• GIVEN PROBLEM: Every line that contains the word "котле" should be copied.

• GIVEN INFORMATION:
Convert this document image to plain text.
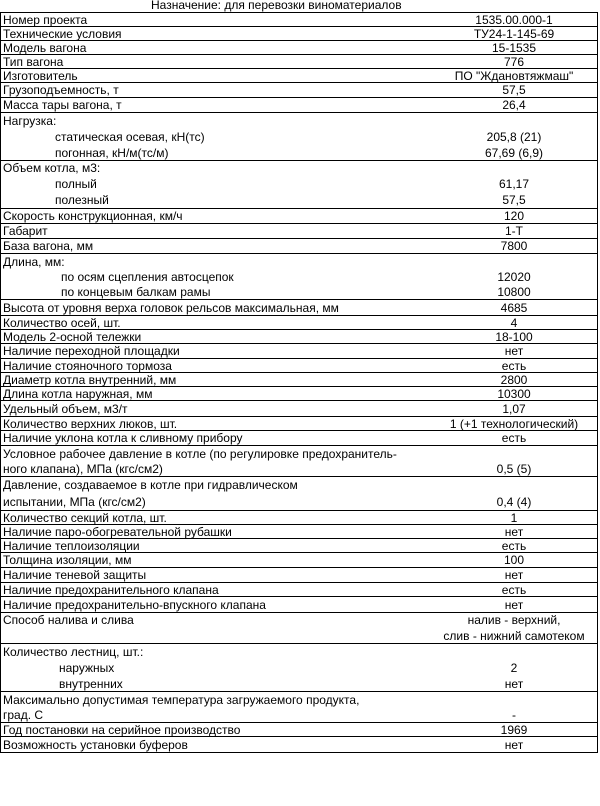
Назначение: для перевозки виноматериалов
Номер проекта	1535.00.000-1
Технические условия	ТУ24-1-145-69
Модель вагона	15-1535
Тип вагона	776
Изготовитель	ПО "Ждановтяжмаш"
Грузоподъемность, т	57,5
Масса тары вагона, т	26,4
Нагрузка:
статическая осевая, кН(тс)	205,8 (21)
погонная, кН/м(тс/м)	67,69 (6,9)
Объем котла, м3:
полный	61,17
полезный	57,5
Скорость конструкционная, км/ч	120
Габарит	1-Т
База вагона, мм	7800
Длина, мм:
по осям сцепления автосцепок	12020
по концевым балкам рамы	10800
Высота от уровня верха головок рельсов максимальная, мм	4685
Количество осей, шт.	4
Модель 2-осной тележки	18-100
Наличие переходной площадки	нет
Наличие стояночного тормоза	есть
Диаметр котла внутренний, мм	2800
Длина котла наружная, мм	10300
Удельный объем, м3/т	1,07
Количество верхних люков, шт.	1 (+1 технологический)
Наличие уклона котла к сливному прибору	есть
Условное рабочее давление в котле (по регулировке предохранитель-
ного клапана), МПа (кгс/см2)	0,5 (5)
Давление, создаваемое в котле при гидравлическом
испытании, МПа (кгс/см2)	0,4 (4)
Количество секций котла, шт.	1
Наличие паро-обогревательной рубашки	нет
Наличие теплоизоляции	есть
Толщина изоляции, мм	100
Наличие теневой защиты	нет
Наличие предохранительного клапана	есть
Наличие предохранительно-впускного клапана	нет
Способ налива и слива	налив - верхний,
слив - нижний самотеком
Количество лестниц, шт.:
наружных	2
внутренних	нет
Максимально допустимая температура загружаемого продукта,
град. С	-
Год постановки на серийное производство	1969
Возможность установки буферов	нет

...

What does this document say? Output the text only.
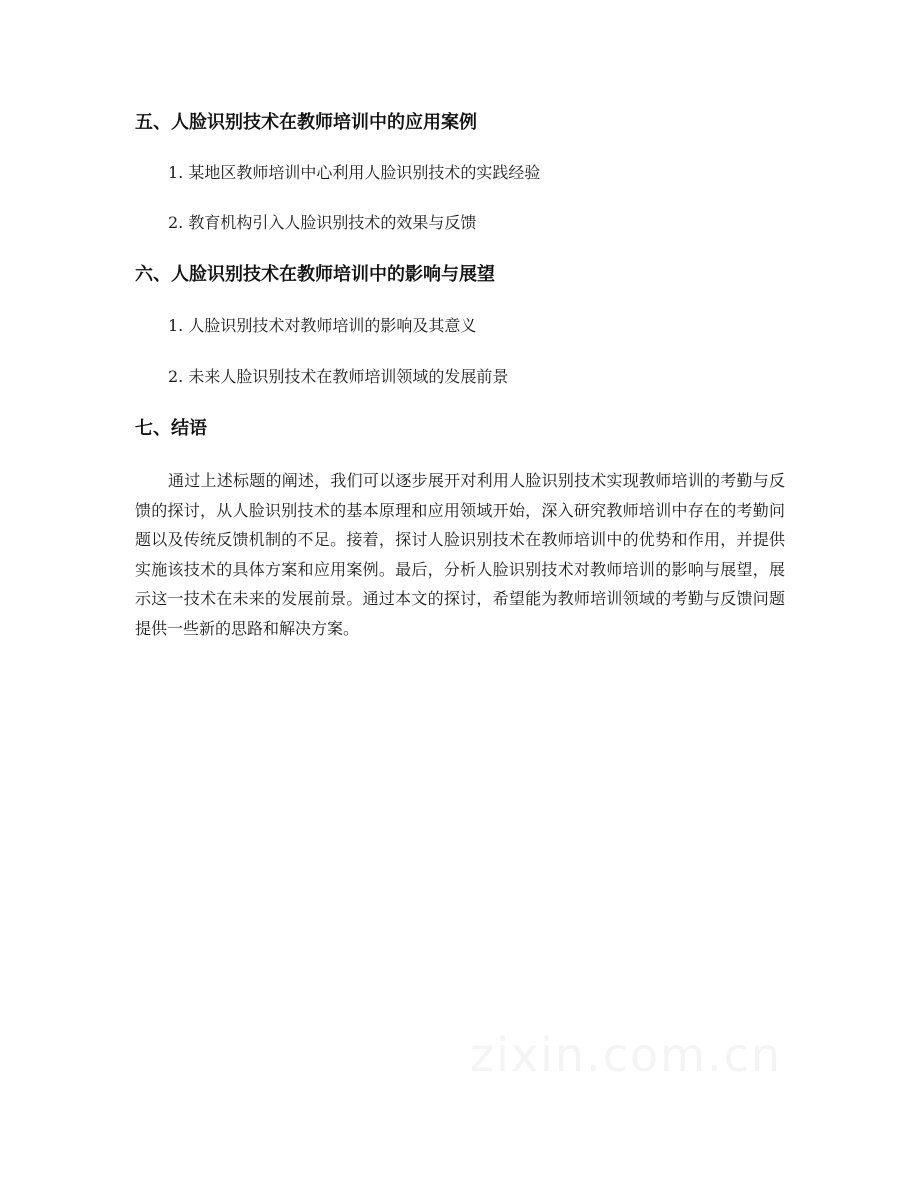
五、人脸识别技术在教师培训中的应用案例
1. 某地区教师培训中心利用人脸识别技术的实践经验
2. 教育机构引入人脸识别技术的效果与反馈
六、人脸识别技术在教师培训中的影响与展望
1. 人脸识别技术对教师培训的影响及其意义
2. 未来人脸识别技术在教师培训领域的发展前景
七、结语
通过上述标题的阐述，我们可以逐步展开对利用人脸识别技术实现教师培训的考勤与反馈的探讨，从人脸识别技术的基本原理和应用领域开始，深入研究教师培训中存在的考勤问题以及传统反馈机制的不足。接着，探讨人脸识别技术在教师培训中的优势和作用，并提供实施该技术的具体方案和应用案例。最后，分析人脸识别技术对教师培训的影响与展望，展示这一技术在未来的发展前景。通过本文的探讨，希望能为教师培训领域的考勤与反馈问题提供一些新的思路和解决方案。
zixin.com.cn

• FINAL ANSWER:
Условное рабочее давление в котле (по регулировке предохранитель-
Давление, создаваемое в котле при гидравлическом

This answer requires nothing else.